Your goal:
Write out the material exactly, leaving every picture behind.

Information shown:
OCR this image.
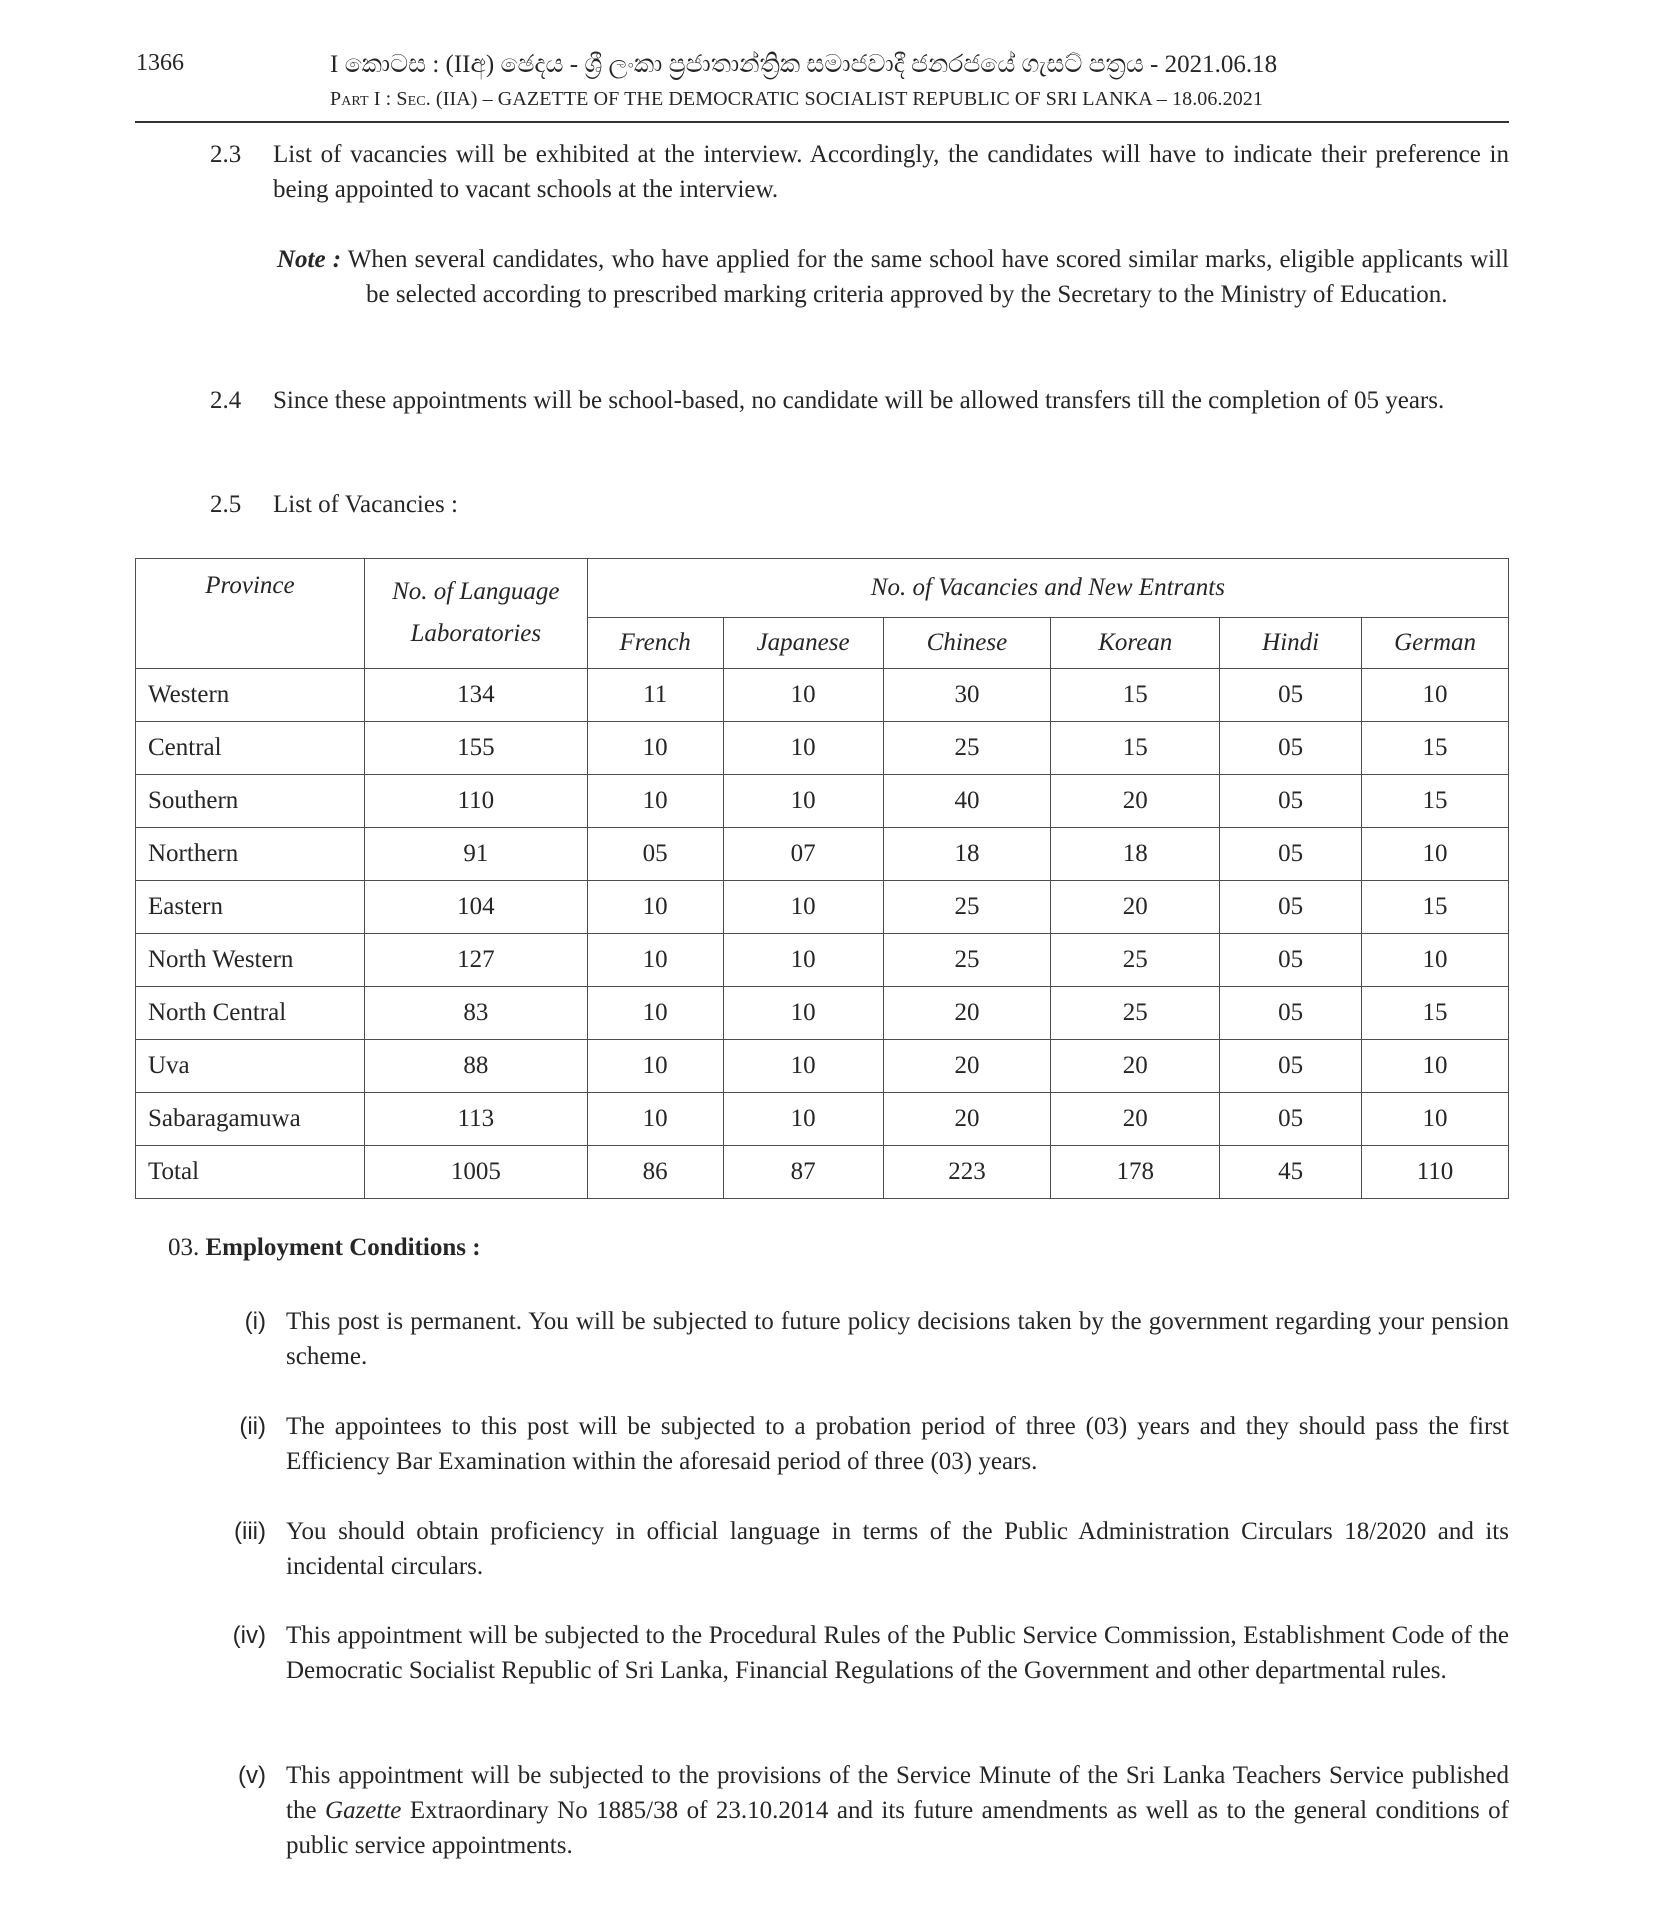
1366	I කොටස : (IIඅ) ඡෙදය - ශ්‍රී ලංකා ප්‍රජාතාන්ත්‍රික සමාජවාදී ජනරජයේ ගැසට් පත්‍රය - 2021.06.18
Part I : Sec. (IIA) – GAZETTE OF THE DEMOCRATIC SOCIALIST REPUBLIC OF SRI LANKA – 18.06.2021
2.3 List of vacancies will be exhibited at the interview. Accordingly, the candidates will have to indicate their preference in being appointed to vacant schools at the interview.
Note : When several candidates, who have applied for the same school have scored similar marks, eligible applicants will be selected according to prescribed marking criteria approved by the Secretary to the Ministry of Education.
2.4 Since these appointments will be school-based, no candidate will be allowed transfers till the completion of 05 years.
2.5 List of Vacancies :
Province	No. of Language Laboratories	No. of Vacancies and New Entrants					
		French	Japanese	Chinese	Korean	Hindi	German
Western	134	11	10	30	15	05	10
Central	155	10	10	25	15	05	15
Southern	110	10	10	40	20	05	15
Northern	91	05	07	18	18	05	10
Eastern	104	10	10	25	20	05	15
North Western	127	10	10	25	25	05	10
North Central	83	10	10	20	25	05	15
Uva	88	10	10	20	20	05	10
Sabaragamuwa	113	10	10	20	20	05	10
Total	1005	86	87	223	178	45	110
03. Employment Conditions :
(i) This post is permanent. You will be subjected to future policy decisions taken by the government regarding your pension scheme.
(ii) The appointees to this post will be subjected to a probation period of three (03) years and they should pass the first Efficiency Bar Examination within the aforesaid period of three (03) years.
(iii) You should obtain proficiency in official language in terms of the Public Administration Circulars 18/2020 and its incidental circulars.
(iv) This appointment will be subjected to the Procedural Rules of the Public Service Commission, Establishment Code of the Democratic Socialist Republic of Sri Lanka, Financial Regulations of the Government and other departmental rules.
(v) This appointment will be subjected to the provisions of the Service Minute of the Sri Lanka Teachers Service published the Gazette Extraordinary No 1885/38 of 23.10.2014 and its future amendments as well as to the general conditions of public service appointments.
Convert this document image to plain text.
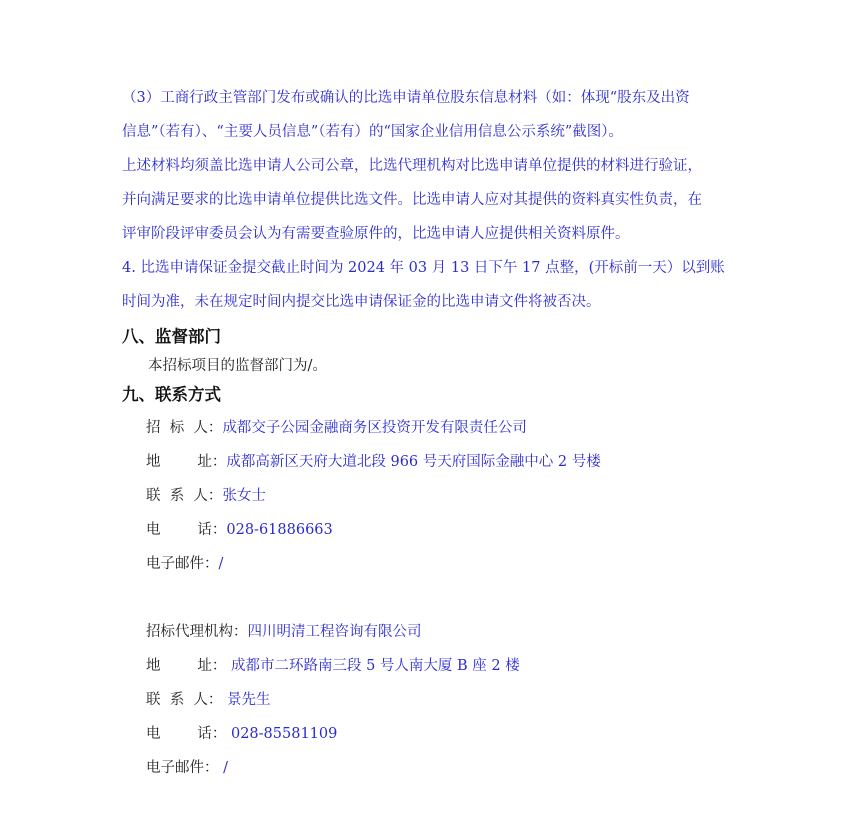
（3）工商行政主管部门发布或确认的比选申请单位股东信息材料（如：体现“股东及出资
信息”（若有）、“主要人员信息”（若有）的“国家企业信用信息公示系统”截图）。
上述材料均须盖比选申请人公司公章，比选代理机构对比选申请单位提供的材料进行验证，
并向满足要求的比选申请单位提供比选文件。比选申请人应对其提供的资料真实性负责，在
评审阶段评审委员会认为有需要查验原件的，比选申请人应提供相关资料原件。
4. 比选申请保证金提交截止时间为 2024 年 03 月 13 日下午 17 点整，(开标前一天）以到账
时间为准，未在规定时间内提交比选申请保证金的比选申请文件将被否决。
八、监督部门
本招标项目的监督部门为/。
九、联系方式
招  标  人：成都交子公园金融商务区投资开发有限责任公司
地        址：成都高新区天府大道北段 966 号天府国际金融中心 2 号楼
联  系  人：张女士
电        话：028-61886663
电子邮件：/
招标代理机构：四川明清工程咨询有限公司
地        址： 成都市二环路南三段 5 号人南大厦 B 座 2 楼
联  系  人： 景先生
电        话： 028-85581109
电子邮件： /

Final answer:
OCR this image.
1366	I කොටස : (IIඅ) ඡෙදය - ශ්‍රී ලංකා ප්‍රජාතාන්ත්‍රික සමාජවාදී ජනරජයේ ගැසට් පත්‍රය - 2021.06.18
Part I : Sec. (IIA) – GAZETTE OF THE DEMOCRATIC SOCIALIST REPUBLIC OF SRI LANKA – 18.06.2021
2.3 List of vacancies will be exhibited at the interview. Accordingly, the candidates will have to indicate their preference in being appointed to vacant schools at the interview.
Note : When several candidates, who have applied for the same school have scored similar marks, eligible applicants will be selected according to prescribed marking criteria approved by the Secretary to the Ministry of Education.
2.4 Since these appointments will be school-based, no candidate will be allowed transfers till the completion of 05 years.
2.5 List of Vacancies :
Province	No. of Language Laboratories	No. of Vacancies and New Entrants					
		French	Japanese	Chinese	Korean	Hindi	German
Western	134	11	10	30	15	05	10
Central	155	10	10	25	15	05	15
Southern	110	10	10	40	20	05	15
Northern	91	05	07	18	18	05	10
Eastern	104	10	10	25	20	05	15
North Western	127	10	10	25	25	05	10
North Central	83	10	10	20	25	05	15
Uva	88	10	10	20	20	05	10
Sabaragamuwa	113	10	10	20	20	05	10
Total	1005	86	87	223	178	45	110
03. Employment Conditions :
(i) This post is permanent. You will be subjected to future policy decisions taken by the government regarding your pension scheme.
(ii) The appointees to this post will be subjected to a probation period of three (03) years and they should pass the first Efficiency Bar Examination within the aforesaid period of three (03) years.
(iii) You should obtain proficiency in official language in terms of the Public Administration Circulars 18/2020 and its incidental circulars.
(iv) This appointment will be subjected to the Procedural Rules of the Public Service Commission, Establishment Code of the Democratic Socialist Republic of Sri Lanka, Financial Regulations of the Government and other departmental rules.
(v) This appointment will be subjected to the provisions of the Service Minute of the Sri Lanka Teachers Service published the Gazette Extraordinary No 1885/38 of 23.10.2014 and its future amendments as well as to the general conditions of public service appointments.
Convert this document image to plain text.
（3）工商行政主管部门发布或确认的比选申请单位股东信息材料（如：体现“股东及出资
信息”（若有）、“主要人员信息”（若有）的“国家企业信用信息公示系统”截图）。
上述材料均须盖比选申请人公司公章，比选代理机构对比选申请单位提供的材料进行验证，
并向满足要求的比选申请单位提供比选文件。比选申请人应对其提供的资料真实性负责，在
评审阶段评审委员会认为有需要查验原件的，比选申请人应提供相关资料原件。
4. 比选申请保证金提交截止时间为 2024 年 03 月 13 日下午 17 点整，(开标前一天）以到账
时间为准，未在规定时间内提交比选申请保证金的比选申请文件将被否决。
八、监督部门
本招标项目的监督部门为/。
九、联系方式
招  标  人：成都交子公园金融商务区投资开发有限责任公司
地        址：成都高新区天府大道北段 966 号天府国际金融中心 2 号楼
联  系  人：张女士
电        话：028-61886663
电子邮件：/
招标代理机构：四川明清工程咨询有限公司
地        址： 成都市二环路南三段 5 号人南大厦 B 座 2 楼
联  系  人： 景先生
电        话： 028-85581109
电子邮件： /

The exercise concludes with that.